→ Work to complete: Your task is to extract every line from the material below exactly.

## start

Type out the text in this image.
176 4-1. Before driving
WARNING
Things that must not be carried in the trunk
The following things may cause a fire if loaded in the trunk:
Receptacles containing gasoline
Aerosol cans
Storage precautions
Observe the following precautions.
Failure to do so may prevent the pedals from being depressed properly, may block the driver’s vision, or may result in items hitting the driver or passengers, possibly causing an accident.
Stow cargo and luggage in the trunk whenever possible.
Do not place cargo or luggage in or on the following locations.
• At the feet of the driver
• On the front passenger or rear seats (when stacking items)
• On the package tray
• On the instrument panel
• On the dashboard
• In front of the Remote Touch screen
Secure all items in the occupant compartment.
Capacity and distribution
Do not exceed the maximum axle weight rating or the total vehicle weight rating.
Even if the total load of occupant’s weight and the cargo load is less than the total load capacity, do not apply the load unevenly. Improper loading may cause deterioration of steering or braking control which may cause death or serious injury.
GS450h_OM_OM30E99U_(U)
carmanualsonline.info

## end

→ Written solution:
Type out the text in this image.
176 4-1. Before driving
WARNING
Things that must not be carried in the trunk
The following things may cause a fire if loaded in the trunk:
Receptacles containing gasoline
Aerosol cans
Storage precautions
Observe the following precautions.
Failure to do so may prevent the pedals from being depressed properly, may block the driver’s vision, or may result in items hitting the driver or passengers, possibly causing an accident.
Stow cargo and luggage in the trunk whenever possible.
Do not place cargo or luggage in or on the following locations.
• At the feet of the driver
• On the front passenger or rear seats (when stacking items)
• On the package tray
• On the instrument panel
• On the dashboard
• In front of the Remote Touch screen
Secure all items in the occupant compartment.
Capacity and distribution
Do not exceed the maximum axle weight rating or the total vehicle weight rating.
Even if the total load of occupant’s weight and the cargo load is less than the total load capacity, do not apply the load unevenly. Improper loading may cause deterioration of steering or braking control which may cause death or serious injury.
GS450h_OM_OM30E99U_(U)
carmanualsonline.info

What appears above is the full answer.